### What the task asks
Would you write out the entries below, every one of them, exactly?

### Records for the task
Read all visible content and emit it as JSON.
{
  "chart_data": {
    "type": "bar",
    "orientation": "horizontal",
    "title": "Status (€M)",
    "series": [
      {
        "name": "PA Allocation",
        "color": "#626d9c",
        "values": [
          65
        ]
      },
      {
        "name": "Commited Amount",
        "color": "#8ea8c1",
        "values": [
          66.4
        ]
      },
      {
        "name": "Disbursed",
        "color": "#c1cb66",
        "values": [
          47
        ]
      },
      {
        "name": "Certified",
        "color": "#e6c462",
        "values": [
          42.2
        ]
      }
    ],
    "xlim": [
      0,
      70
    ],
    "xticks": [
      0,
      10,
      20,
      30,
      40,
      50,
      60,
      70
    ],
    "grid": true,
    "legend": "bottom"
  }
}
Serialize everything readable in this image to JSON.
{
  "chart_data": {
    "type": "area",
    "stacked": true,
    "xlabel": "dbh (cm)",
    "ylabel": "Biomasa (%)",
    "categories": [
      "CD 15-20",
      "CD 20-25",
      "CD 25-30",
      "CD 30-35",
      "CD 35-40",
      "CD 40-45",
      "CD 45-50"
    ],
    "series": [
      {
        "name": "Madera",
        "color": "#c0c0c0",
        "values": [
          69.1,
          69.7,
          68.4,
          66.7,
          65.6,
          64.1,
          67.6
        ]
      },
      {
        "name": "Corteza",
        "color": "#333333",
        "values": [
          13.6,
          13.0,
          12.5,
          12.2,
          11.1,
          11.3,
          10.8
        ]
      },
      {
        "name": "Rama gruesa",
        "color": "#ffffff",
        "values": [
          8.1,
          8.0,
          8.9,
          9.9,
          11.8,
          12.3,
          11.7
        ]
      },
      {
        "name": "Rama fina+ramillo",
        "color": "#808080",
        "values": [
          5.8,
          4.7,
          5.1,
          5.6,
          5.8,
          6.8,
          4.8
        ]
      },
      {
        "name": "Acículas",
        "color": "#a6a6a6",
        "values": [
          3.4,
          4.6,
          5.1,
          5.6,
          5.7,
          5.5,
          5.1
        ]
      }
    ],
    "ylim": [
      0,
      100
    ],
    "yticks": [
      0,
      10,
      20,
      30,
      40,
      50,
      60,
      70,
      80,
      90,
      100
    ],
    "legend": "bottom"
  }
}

### Final result
Read all visible content and emit it as JSON.
{
  "chart_data": {
    "type": "bar",
    "orientation": "horizontal",
    "title": "Status (€M)",
    "series": [
      {
        "name": "PA Allocation",
        "color": "#626d9c",
        "values": [
          65
        ]
      },
      {
        "name": "Commited Amount",
        "color": "#8ea8c1",
        "values": [
          66.4
        ]
      },
      {
        "name": "Disbursed",
        "color": "#c1cb66",
        "values": [
          47
        ]
      },
      {
        "name": "Certified",
        "color": "#e6c462",
        "values": [
          42.2
        ]
      }
    ],
    "xlim": [
      0,
      70
    ],
    "xticks": [
      0,
      10,
      20,
      30,
      40,
      50,
      60,
      70
    ],
    "grid": true,
    "legend": "bottom"
  }
}
Serialize everything readable in this image to JSON.
{
  "chart_data": {
    "type": "area",
    "stacked": true,
    "xlabel": "dbh (cm)",
    "ylabel": "Biomasa (%)",
    "categories": [
      "CD 15-20",
      "CD 20-25",
      "CD 25-30",
      "CD 30-35",
      "CD 35-40",
      "CD 40-45",
      "CD 45-50"
    ],
    "series": [
      {
        "name": "Madera",
        "color": "#c0c0c0",
        "values": [
          69.1,
          69.7,
          68.4,
          66.7,
          65.6,
          64.1,
          67.6
        ]
      },
      {
        "name": "Corteza",
        "color": "#333333",
        "values": [
          13.6,
          13.0,
          12.5,
          12.2,
          11.1,
          11.3,
          10.8
        ]
      },
      {
        "name": "Rama gruesa",
        "color": "#ffffff",
        "values": [
          8.1,
          8.0,
          8.9,
          9.9,
          11.8,
          12.3,
          11.7
        ]
      },
      {
        "name": "Rama fina+ramillo",
        "color": "#808080",
        "values": [
          5.8,
          4.7,
          5.1,
          5.6,
          5.8,
          6.8,
          4.8
        ]
      },
      {
        "name": "Acículas",
        "color": "#a6a6a6",
        "values": [
          3.4,
          4.6,
          5.1,
          5.6,
          5.7,
          5.5,
          5.1
        ]
      }
    ],
    "ylim": [
      0,
      100
    ],
    "yticks": [
      0,
      10,
      20,
      30,
      40,
      50,
      60,
      70,
      80,
      90,
      100
    ],
    "legend": "bottom"
  }
}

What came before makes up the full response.